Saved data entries
****
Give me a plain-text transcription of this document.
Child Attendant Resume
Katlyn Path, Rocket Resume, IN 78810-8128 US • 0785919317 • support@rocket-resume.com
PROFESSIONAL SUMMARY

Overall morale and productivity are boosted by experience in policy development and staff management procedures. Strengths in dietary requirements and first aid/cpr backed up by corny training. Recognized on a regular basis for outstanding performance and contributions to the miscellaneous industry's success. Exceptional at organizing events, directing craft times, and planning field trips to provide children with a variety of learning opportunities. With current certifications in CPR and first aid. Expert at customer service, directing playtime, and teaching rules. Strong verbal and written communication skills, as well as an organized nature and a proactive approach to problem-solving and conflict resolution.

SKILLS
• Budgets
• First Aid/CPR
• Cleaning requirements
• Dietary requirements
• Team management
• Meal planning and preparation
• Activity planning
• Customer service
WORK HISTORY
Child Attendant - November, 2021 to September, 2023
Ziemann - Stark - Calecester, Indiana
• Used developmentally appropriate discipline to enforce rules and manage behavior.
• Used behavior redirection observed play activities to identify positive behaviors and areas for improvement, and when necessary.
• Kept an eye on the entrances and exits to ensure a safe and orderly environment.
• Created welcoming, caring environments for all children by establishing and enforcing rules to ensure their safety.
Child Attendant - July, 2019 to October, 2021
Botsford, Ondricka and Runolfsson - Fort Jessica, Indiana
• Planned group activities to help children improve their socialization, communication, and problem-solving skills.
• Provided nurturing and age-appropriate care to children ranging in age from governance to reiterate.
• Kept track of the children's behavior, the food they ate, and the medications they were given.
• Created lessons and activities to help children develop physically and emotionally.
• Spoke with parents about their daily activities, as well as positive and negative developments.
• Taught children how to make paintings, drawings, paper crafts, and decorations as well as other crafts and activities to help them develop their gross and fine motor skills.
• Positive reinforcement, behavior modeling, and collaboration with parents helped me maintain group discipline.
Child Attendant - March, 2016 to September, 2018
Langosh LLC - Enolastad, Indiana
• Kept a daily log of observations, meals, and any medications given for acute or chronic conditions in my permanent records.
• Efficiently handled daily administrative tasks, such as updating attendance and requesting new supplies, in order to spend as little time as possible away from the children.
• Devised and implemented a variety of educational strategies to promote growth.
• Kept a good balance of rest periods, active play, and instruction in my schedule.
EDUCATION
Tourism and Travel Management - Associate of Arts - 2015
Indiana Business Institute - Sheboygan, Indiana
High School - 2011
****
Work to be completed. List each line holding the string "Used".

Answer to this task.
• Used developmentally appropriate discipline to enforce rules and manage behavior.
• Used behavior redirection observed play activities to identify positive behaviors and areas for improvement, and when necessary.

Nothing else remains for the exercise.